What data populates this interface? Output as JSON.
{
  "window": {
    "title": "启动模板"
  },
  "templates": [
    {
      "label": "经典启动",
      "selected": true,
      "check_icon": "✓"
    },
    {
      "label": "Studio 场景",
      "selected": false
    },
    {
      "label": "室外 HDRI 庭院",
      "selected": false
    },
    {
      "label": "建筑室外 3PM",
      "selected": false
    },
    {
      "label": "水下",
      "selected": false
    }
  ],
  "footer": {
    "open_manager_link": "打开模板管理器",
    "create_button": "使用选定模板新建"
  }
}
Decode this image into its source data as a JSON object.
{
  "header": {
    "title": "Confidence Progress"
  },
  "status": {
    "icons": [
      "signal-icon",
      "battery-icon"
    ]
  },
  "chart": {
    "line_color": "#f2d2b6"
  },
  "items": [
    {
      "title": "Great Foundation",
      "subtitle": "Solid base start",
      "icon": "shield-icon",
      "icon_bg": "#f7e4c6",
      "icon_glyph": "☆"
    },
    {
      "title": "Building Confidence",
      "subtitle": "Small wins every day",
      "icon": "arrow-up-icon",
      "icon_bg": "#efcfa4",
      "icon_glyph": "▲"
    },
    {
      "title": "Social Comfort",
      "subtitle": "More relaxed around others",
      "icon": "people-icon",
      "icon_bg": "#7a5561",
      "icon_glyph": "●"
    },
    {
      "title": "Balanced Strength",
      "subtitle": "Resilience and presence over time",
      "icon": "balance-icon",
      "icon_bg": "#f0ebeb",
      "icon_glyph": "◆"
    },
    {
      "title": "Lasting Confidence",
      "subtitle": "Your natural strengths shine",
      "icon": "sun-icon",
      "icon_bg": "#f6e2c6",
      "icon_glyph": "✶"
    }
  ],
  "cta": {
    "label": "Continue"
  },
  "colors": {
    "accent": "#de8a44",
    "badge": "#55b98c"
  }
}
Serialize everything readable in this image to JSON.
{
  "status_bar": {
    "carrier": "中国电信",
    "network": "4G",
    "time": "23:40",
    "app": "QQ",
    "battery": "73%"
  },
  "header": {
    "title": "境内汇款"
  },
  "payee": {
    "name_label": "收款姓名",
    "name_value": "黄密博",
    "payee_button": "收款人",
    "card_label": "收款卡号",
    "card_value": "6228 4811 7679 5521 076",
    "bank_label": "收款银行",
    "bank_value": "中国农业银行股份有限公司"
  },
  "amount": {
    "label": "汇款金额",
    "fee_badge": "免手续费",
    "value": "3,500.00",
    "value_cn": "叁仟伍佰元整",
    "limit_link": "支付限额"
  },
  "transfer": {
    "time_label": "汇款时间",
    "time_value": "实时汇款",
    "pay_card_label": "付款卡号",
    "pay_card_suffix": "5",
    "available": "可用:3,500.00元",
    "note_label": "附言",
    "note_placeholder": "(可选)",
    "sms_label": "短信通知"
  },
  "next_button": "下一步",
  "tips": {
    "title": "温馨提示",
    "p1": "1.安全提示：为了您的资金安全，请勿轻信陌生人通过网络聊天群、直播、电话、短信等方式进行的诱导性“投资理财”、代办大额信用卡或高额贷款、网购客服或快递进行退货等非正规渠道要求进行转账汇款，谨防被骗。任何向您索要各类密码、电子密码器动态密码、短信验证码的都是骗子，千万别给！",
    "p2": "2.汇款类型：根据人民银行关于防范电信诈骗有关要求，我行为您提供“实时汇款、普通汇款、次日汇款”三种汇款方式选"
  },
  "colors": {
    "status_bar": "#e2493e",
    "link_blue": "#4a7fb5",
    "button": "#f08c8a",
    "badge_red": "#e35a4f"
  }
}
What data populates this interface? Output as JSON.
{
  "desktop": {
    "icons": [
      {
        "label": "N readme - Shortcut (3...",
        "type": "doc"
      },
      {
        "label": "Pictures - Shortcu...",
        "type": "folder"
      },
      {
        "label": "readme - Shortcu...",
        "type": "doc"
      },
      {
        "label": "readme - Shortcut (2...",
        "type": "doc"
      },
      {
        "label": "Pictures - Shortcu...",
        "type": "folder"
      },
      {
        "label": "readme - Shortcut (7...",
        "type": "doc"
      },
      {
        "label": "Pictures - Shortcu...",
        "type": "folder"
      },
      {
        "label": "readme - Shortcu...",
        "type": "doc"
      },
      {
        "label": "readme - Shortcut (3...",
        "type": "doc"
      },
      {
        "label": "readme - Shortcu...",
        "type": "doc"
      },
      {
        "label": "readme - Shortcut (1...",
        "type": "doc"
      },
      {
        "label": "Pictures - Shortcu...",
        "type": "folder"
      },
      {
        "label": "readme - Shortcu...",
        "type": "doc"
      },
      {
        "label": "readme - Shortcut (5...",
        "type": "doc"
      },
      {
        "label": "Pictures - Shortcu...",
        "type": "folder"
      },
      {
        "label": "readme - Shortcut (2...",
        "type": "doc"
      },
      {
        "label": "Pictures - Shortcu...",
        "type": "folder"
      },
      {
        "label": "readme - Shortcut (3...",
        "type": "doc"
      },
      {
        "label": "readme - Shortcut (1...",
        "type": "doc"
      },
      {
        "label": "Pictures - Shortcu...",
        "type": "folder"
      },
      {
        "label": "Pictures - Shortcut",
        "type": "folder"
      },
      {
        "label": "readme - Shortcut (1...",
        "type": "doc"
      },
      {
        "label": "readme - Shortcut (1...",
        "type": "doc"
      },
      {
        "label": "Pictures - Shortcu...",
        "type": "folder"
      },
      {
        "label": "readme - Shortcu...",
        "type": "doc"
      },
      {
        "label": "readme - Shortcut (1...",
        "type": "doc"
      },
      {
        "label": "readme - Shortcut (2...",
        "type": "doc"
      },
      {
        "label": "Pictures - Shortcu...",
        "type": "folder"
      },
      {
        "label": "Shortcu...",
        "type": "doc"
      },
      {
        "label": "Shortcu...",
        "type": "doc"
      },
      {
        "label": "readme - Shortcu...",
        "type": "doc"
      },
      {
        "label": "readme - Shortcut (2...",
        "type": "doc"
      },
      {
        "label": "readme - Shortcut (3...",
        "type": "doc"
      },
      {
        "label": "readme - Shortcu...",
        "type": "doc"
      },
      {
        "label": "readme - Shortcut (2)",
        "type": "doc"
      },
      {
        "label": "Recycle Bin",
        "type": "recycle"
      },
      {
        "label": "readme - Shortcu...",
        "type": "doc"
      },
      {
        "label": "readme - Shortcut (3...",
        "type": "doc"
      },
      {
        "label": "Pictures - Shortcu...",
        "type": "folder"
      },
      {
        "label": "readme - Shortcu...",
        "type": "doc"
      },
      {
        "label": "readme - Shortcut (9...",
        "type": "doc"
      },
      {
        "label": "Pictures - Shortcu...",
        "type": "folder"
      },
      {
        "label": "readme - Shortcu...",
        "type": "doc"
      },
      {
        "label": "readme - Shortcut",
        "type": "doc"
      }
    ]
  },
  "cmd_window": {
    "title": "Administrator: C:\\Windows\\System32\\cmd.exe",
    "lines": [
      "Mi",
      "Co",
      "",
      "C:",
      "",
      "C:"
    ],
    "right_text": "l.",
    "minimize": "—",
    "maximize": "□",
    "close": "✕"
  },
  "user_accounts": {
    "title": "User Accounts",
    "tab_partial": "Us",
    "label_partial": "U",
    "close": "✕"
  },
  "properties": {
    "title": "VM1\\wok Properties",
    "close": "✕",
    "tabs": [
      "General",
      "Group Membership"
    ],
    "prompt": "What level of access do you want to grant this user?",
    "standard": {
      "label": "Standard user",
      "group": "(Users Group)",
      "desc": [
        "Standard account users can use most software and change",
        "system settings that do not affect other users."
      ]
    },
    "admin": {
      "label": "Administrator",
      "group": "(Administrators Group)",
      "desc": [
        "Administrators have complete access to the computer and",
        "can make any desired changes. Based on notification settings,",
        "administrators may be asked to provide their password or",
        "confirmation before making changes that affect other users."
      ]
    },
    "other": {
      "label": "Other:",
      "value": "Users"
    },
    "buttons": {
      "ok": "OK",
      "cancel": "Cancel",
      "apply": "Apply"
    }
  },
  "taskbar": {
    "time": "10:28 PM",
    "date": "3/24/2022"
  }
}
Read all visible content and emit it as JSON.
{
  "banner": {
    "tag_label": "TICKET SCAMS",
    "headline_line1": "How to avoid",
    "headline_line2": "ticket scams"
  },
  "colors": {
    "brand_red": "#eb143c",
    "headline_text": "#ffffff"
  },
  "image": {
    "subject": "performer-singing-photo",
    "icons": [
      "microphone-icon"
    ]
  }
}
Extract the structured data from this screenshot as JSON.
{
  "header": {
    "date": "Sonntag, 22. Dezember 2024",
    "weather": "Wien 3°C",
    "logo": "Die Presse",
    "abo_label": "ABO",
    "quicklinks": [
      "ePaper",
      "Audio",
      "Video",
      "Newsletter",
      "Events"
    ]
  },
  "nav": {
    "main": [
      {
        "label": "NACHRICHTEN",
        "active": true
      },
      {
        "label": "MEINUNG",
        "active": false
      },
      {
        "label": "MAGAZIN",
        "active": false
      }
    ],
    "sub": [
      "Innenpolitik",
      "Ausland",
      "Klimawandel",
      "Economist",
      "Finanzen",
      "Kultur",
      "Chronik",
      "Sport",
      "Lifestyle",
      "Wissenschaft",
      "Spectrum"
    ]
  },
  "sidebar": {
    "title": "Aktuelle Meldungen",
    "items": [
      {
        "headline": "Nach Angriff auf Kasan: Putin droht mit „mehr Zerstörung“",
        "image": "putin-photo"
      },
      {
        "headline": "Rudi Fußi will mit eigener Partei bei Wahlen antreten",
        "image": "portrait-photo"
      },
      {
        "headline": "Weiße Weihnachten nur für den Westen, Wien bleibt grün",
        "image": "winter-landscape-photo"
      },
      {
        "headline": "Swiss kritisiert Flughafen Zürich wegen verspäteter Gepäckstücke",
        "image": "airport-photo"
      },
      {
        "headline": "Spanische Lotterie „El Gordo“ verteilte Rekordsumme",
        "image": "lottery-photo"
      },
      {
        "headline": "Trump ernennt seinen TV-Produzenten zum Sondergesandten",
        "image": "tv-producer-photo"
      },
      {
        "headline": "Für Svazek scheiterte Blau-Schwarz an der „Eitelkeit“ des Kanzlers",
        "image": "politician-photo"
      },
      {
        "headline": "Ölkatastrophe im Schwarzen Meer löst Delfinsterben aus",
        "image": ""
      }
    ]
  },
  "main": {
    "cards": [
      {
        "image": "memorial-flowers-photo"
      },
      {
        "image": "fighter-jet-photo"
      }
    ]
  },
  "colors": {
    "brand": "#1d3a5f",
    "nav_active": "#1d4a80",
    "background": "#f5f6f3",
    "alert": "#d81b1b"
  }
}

********************

**Direction**
Give nothing but the number of lines containing the string "this".

**Exercise result**
6